§ DATA FOR THIS TASK
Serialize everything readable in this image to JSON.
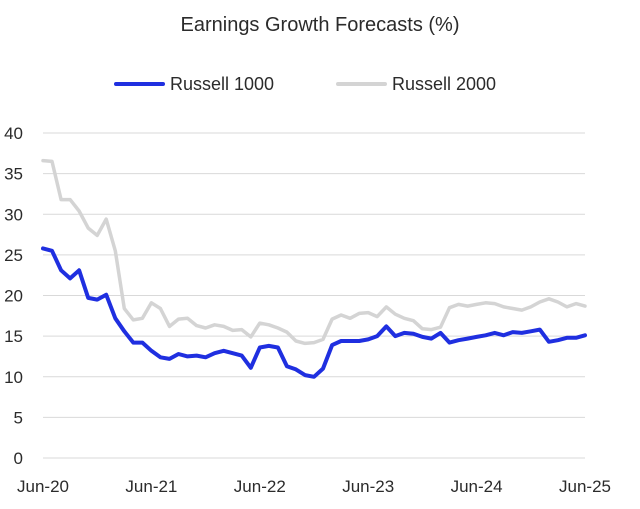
{
  "chart_data": {
    "type": "line",
    "title": "Earnings Growth Forecasts (%)",
    "xlabel": "",
    "ylabel": "",
    "ylim": [
      0,
      40
    ],
    "yticks": [
      0,
      5,
      10,
      15,
      20,
      25,
      30,
      35,
      40
    ],
    "xticks": [
      "Jun-20",
      "Jun-21",
      "Jun-22",
      "Jun-23",
      "Jun-24",
      "Jun-25"
    ],
    "grid": true,
    "legend_position": "top",
    "x": [
      "2020-06",
      "2020-07",
      "2020-08",
      "2020-09",
      "2020-10",
      "2020-11",
      "2020-12",
      "2021-01",
      "2021-02",
      "2021-03",
      "2021-04",
      "2021-05",
      "2021-06",
      "2021-07",
      "2021-08",
      "2021-09",
      "2021-10",
      "2021-11",
      "2021-12",
      "2022-01",
      "2022-02",
      "2022-03",
      "2022-04",
      "2022-05",
      "2022-06",
      "2022-07",
      "2022-08",
      "2022-09",
      "2022-10",
      "2022-11",
      "2022-12",
      "2023-01",
      "2023-02",
      "2023-03",
      "2023-04",
      "2023-05",
      "2023-06",
      "2023-07",
      "2023-08",
      "2023-09",
      "2023-10",
      "2023-11",
      "2023-12",
      "2024-01",
      "2024-02",
      "2024-03",
      "2024-04",
      "2024-05",
      "2024-06",
      "2024-07",
      "2024-08",
      "2024-09",
      "2024-10",
      "2024-11",
      "2024-12",
      "2025-01",
      "2025-02",
      "2025-03",
      "2025-04",
      "2025-05",
      "2025-06"
    ],
    "series": [
      {
        "name": "Russell 1000",
        "color": "#1f2fe0",
        "values": [
          25.8,
          25.5,
          23.1,
          22.1,
          23.1,
          19.7,
          19.5,
          20.1,
          17.2,
          15.6,
          14.2,
          14.2,
          13.2,
          12.4,
          12.2,
          12.8,
          12.5,
          12.6,
          12.4,
          12.9,
          13.2,
          12.9,
          12.6,
          11.1,
          13.6,
          13.8,
          13.6,
          11.3,
          10.9,
          10.2,
          10.0,
          11.0,
          13.9,
          14.4,
          14.4,
          14.4,
          14.6,
          15.0,
          16.2,
          15.0,
          15.4,
          15.3,
          14.9,
          14.7,
          15.4,
          14.2,
          14.5,
          14.7,
          14.9,
          15.1,
          15.4,
          15.1,
          15.5,
          15.4,
          15.6,
          15.8,
          14.3,
          14.5,
          14.8,
          14.8,
          15.1
        ]
      },
      {
        "name": "Russell 2000",
        "color": "#d4d4d4",
        "values": [
          36.6,
          36.5,
          31.8,
          31.8,
          30.4,
          28.3,
          27.4,
          29.4,
          25.5,
          18.4,
          17.0,
          17.2,
          19.1,
          18.4,
          16.2,
          17.1,
          17.2,
          16.3,
          16.0,
          16.4,
          16.2,
          15.7,
          15.8,
          14.9,
          16.6,
          16.4,
          16.0,
          15.5,
          14.4,
          14.1,
          14.2,
          14.6,
          17.1,
          17.6,
          17.2,
          17.8,
          17.9,
          17.4,
          18.6,
          17.7,
          17.2,
          16.9,
          15.9,
          15.8,
          16.1,
          18.5,
          18.9,
          18.7,
          18.9,
          19.1,
          19.0,
          18.6,
          18.4,
          18.2,
          18.6,
          19.2,
          19.6,
          19.2,
          18.6,
          19.0,
          18.7
        ]
      }
    ]
  }
}
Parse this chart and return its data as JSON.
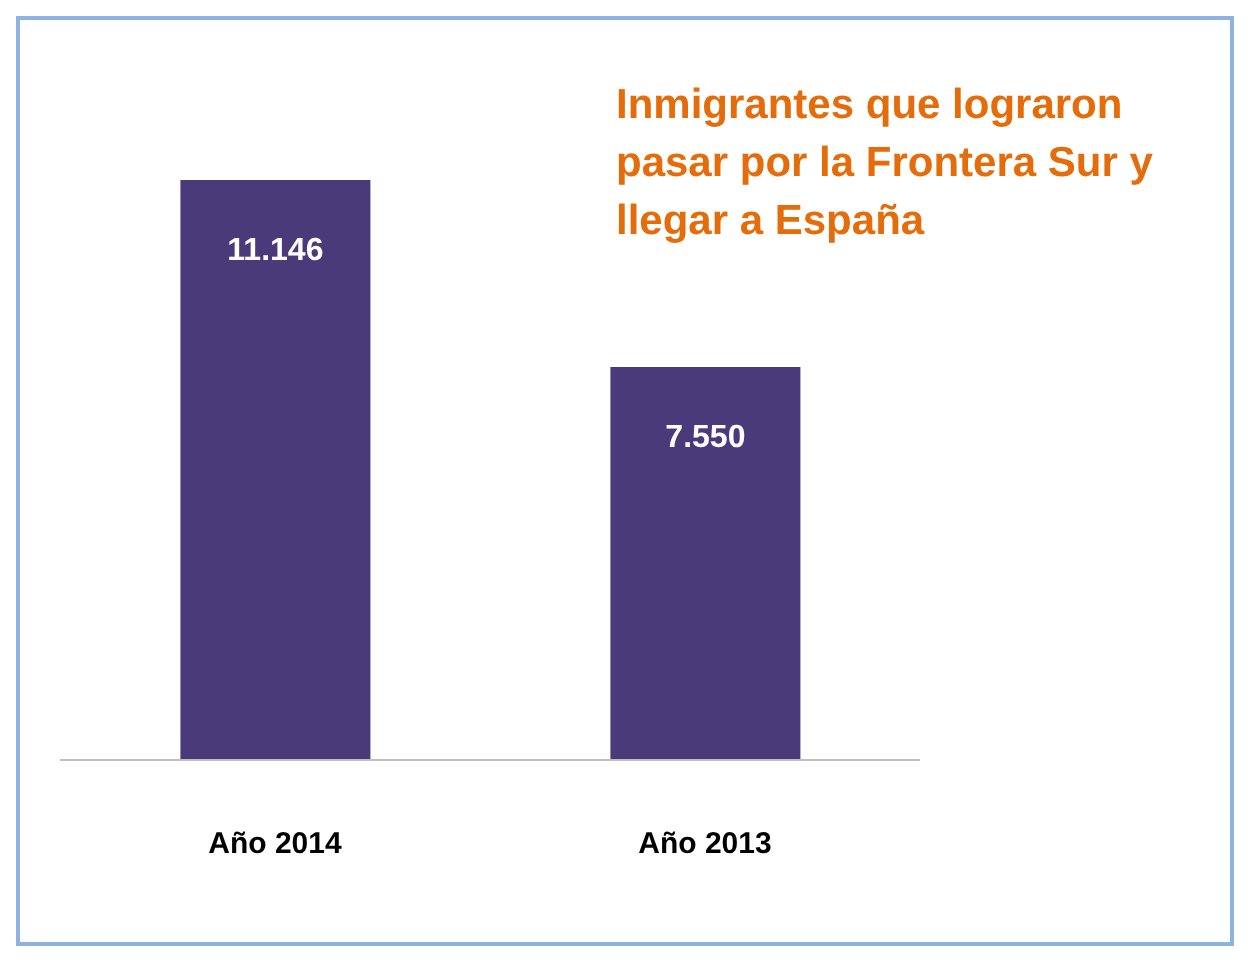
{
  "chart_data": {
    "type": "bar",
    "title": "Inmigrantes que lograron pasar por la Frontera Sur y llegar a España",
    "categories": [
      "Año 2014",
      "Año 2013"
    ],
    "values": [
      11146,
      7550
    ],
    "value_labels": [
      "11.146",
      "7.550"
    ],
    "color": "#4b3a7a"
  }
}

§ WHAT THE EXERCISE ASKS
Copy the final portion of the records: every line from the one containing "Parse this chart and return its data as JSON." through the last, word for word, without pictures.

§ ANSWER TO THE EXERCISE
Parse this chart and return its data as JSON.
{
  "chart_data": {
    "type": "bar",
    "title": "Inmigrantes que lograron pasar por la Frontera Sur y llegar a España",
    "categories": [
      "Año 2014",
      "Año 2013"
    ],
    "values": [
      11146,
      7550
    ],
    "value_labels": [
      "11.146",
      "7.550"
    ],
    "color": "#4b3a7a"
  }
}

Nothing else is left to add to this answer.